■ YOUR OBJECTIVE
For the copy, please give all of the data again exactly and leave the pictures out.

■ DATA IN THIS EXERCISE
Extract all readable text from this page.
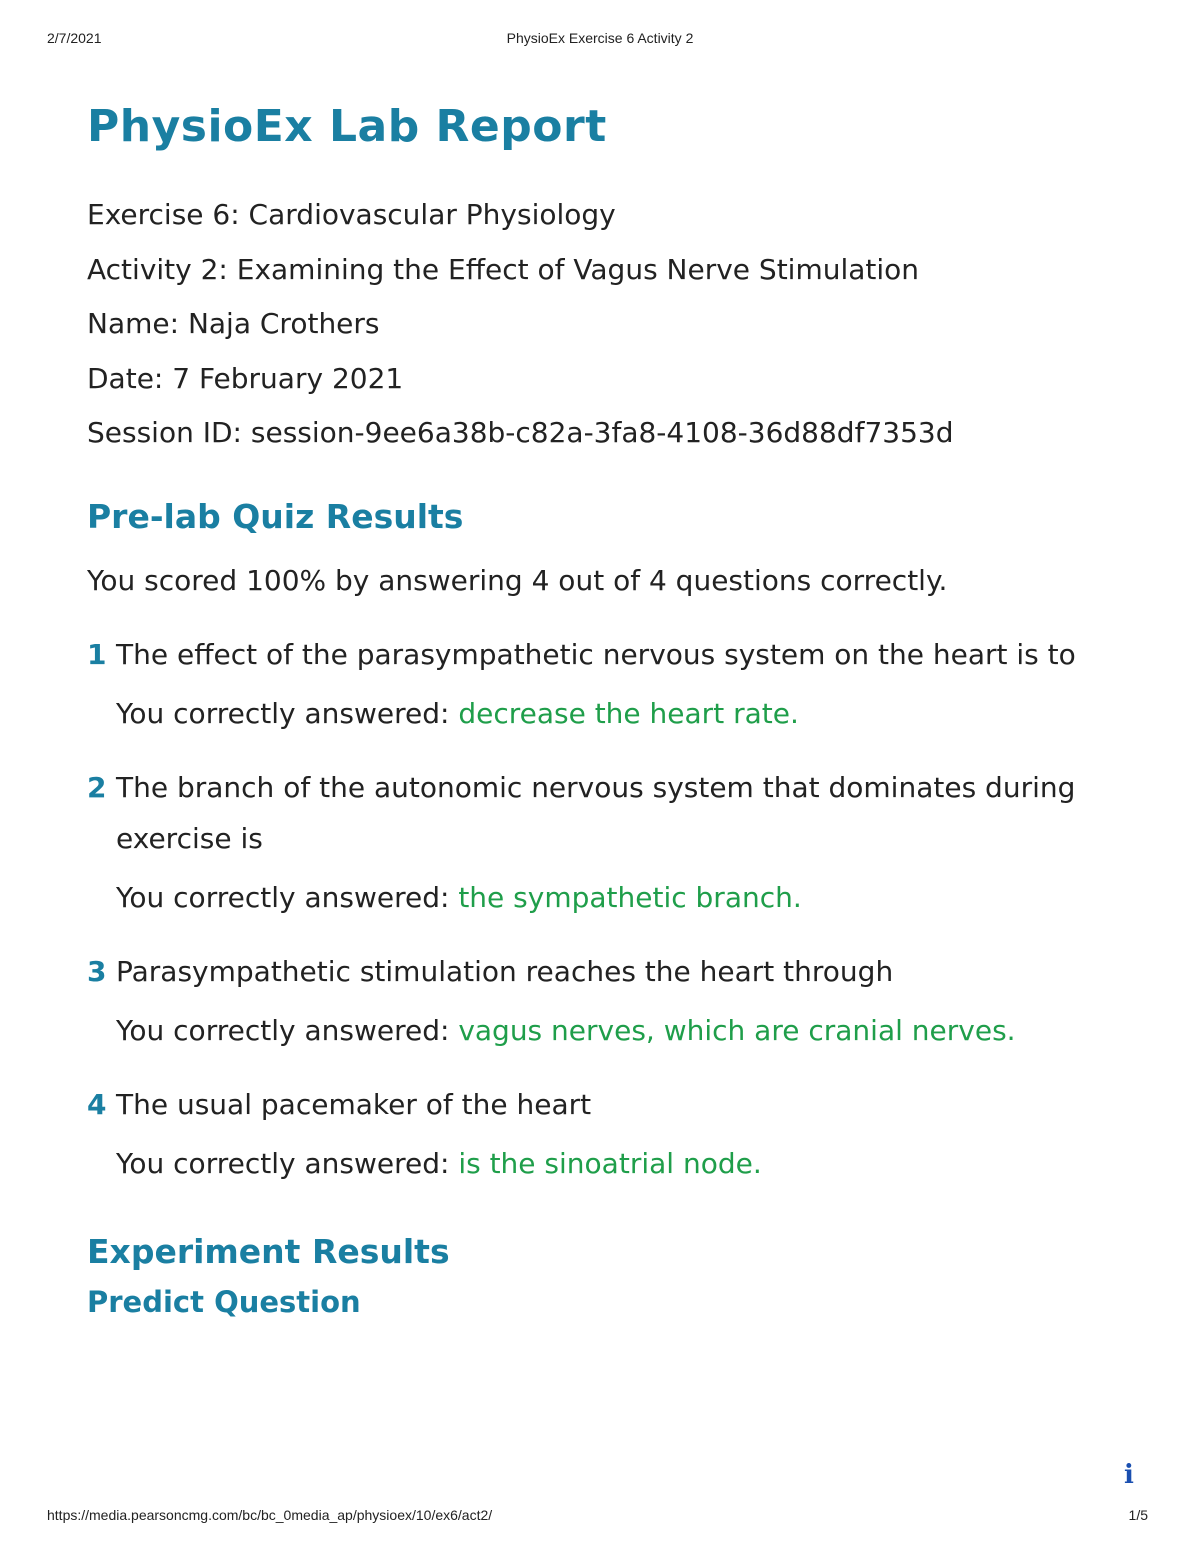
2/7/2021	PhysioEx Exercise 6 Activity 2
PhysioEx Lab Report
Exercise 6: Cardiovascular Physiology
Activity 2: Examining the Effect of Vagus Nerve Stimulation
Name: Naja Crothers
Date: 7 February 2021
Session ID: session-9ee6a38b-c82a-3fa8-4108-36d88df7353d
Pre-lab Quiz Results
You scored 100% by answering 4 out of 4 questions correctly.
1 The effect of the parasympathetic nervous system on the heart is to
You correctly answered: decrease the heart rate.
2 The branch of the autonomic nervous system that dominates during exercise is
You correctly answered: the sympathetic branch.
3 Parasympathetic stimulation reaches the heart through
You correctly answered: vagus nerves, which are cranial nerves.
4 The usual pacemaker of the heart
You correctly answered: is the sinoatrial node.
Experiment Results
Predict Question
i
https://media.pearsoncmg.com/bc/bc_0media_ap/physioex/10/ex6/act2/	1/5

■ SOLVED PROBLEM
Extract all readable text from this page.
2/7/2021	PhysioEx Exercise 6 Activity 2
PhysioEx Lab Report
Exercise 6: Cardiovascular Physiology
Activity 2: Examining the Effect of Vagus Nerve Stimulation
Name: Naja Crothers
Date: 7 February 2021
Session ID: session-9ee6a38b-c82a-3fa8-4108-36d88df7353d
Pre-lab Quiz Results
You scored 100% by answering 4 out of 4 questions correctly.
1 The effect of the parasympathetic nervous system on the heart is to
You correctly answered: decrease the heart rate.
2 The branch of the autonomic nervous system that dominates during exercise is
You correctly answered: the sympathetic branch.
3 Parasympathetic stimulation reaches the heart through
You correctly answered: vagus nerves, which are cranial nerves.
4 The usual pacemaker of the heart
You correctly answered: is the sinoatrial node.
Experiment Results
Predict Question
i
https://media.pearsoncmg.com/bc/bc_0media_ap/physioex/10/ex6/act2/	1/5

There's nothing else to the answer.